--- Begin Exercise data ---

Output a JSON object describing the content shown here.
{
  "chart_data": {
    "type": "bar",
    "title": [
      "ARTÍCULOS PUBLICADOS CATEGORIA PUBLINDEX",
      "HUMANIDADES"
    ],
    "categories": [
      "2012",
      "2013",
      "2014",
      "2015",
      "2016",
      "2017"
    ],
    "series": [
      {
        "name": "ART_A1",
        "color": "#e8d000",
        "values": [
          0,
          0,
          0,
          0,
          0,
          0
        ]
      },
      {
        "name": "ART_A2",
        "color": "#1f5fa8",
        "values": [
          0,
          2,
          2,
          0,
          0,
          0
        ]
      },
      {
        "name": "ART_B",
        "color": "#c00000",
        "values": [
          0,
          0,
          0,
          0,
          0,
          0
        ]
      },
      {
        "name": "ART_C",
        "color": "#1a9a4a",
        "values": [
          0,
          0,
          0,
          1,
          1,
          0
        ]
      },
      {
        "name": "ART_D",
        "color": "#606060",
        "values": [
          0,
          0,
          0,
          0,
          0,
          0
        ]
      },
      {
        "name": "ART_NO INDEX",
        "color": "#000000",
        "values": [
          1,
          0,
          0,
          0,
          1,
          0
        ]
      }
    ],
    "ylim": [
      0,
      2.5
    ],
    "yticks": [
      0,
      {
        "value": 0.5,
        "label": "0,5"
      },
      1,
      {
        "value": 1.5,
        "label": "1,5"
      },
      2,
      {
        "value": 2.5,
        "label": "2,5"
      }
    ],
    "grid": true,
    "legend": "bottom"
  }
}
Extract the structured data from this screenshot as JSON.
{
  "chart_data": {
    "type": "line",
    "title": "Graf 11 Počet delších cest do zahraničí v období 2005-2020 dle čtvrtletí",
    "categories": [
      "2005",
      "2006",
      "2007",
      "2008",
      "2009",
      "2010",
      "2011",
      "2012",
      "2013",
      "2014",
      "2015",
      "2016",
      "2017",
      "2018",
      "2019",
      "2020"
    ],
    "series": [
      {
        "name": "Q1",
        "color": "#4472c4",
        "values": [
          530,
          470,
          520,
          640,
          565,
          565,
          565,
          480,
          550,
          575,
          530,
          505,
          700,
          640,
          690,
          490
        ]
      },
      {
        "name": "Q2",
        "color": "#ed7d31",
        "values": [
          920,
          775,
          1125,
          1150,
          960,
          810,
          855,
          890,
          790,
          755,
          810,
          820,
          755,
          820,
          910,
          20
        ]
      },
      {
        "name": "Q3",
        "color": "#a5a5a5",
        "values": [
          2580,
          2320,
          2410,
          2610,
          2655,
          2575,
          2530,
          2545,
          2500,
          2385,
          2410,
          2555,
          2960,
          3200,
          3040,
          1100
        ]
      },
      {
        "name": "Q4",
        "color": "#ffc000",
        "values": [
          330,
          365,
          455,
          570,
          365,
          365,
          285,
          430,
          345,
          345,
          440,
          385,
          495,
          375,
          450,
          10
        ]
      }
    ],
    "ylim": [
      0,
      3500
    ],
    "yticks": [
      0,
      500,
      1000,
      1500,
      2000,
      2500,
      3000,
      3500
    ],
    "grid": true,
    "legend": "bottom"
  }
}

--- End Exercise data ---

• Written instruction: Among the entries above, how many lines include the word "JSON"? Give the number with no comment.

• Output of the task: 2